#### Records shown

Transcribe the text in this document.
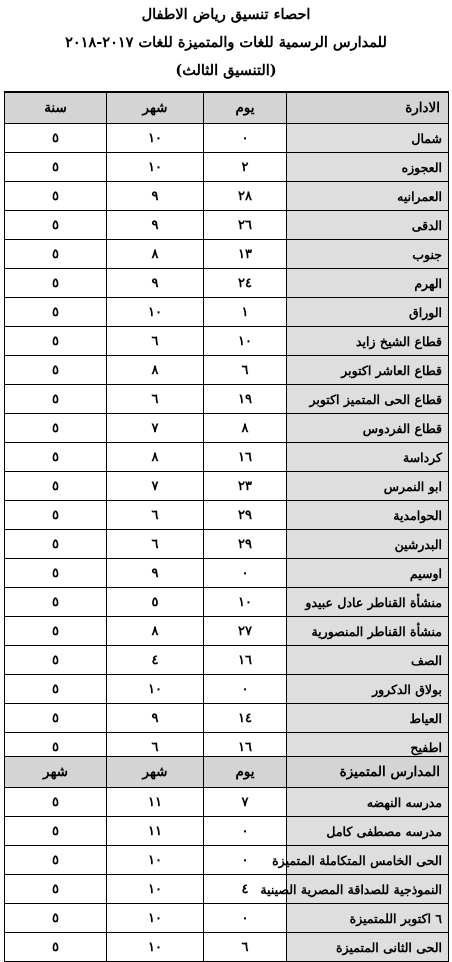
احصاء تنسيق رياض الاطفال
للمدارس الرسمية للغات والمتميزة للغات ٢٠١٧-٢٠١٨
(التنسيق الثالث)
الادارة	يوم	شهر	سنة
شمال	٠	١٠	٥
العجوزه	٢	١٠	٥
العمرانيه	٢٨	٩	٥
الدقى	٢٦	٩	٥
جنوب	١٣	٨	٥
الهرم	٢٤	٩	٥
الوراق	١	١٠	٥
قطاع الشيخ زايد	١٠	٦	٥
قطاع العاشر اكتوبر	٦	٨	٥
قطاع الحى المتميز اكتوبر	١٩	٦	٥
قطاع الفردوس	٨	٧	٥
كرداسة	١٦	٨	٥
ابو النمرس	٢٣	٧	٥
الحوامدية	٢٩	٦	٥
البدرشين	٢٩	٦	٥
اوسيم	٠	٩	٥
منشأة القناطر عادل عبيدو	١٠	٥	٥
منشأة القناطر المنصورية	٢٧	٨	٥
الصف	١٦	٤	٥
بولاق الدكرور	٠	١٠	٥
العياط	١٤	٩	٥
اطفيح	١٦	٦	٥
المدارس المتميزة	يوم	شهر	شهر
مدرسه النهضه	٧	١١	٥
مدرسه مصطفى كامل	٠	١١	٥
الحى الخامس المتكاملة المتميزة	٠	١٠	٥
النموذجية للصداقة المصرية الصينية	٤	١٠	٥
٦ اكتوبر اللمتميزة	٠	١٠	٥
الحى الثانى المتميزة	٦	١٠	٥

########

**Do this**
Give the data above again in full and unchanged, skipping the pictures.

**Worked solution**
Transcribe the text in this document.
احصاء تنسيق رياض الاطفال
للمدارس الرسمية للغات والمتميزة للغات ٢٠١٧-٢٠١٨
(التنسيق الثالث)
الادارة	يوم	شهر	سنة
شمال	٠	١٠	٥
العجوزه	٢	١٠	٥
العمرانيه	٢٨	٩	٥
الدقى	٢٦	٩	٥
جنوب	١٣	٨	٥
الهرم	٢٤	٩	٥
الوراق	١	١٠	٥
قطاع الشيخ زايد	١٠	٦	٥
قطاع العاشر اكتوبر	٦	٨	٥
قطاع الحى المتميز اكتوبر	١٩	٦	٥
قطاع الفردوس	٨	٧	٥
كرداسة	١٦	٨	٥
ابو النمرس	٢٣	٧	٥
الحوامدية	٢٩	٦	٥
البدرشين	٢٩	٦	٥
اوسيم	٠	٩	٥
منشأة القناطر عادل عبيدو	١٠	٥	٥
منشأة القناطر المنصورية	٢٧	٨	٥
الصف	١٦	٤	٥
بولاق الدكرور	٠	١٠	٥
العياط	١٤	٩	٥
اطفيح	١٦	٦	٥
المدارس المتميزة	يوم	شهر	شهر
مدرسه النهضه	٧	١١	٥
مدرسه مصطفى كامل	٠	١١	٥
الحى الخامس المتكاملة المتميزة	٠	١٠	٥
النموذجية للصداقة المصرية الصينية	٤	١٠	٥
٦ اكتوبر اللمتميزة	٠	١٠	٥
الحى الثانى المتميزة	٦	١٠	٥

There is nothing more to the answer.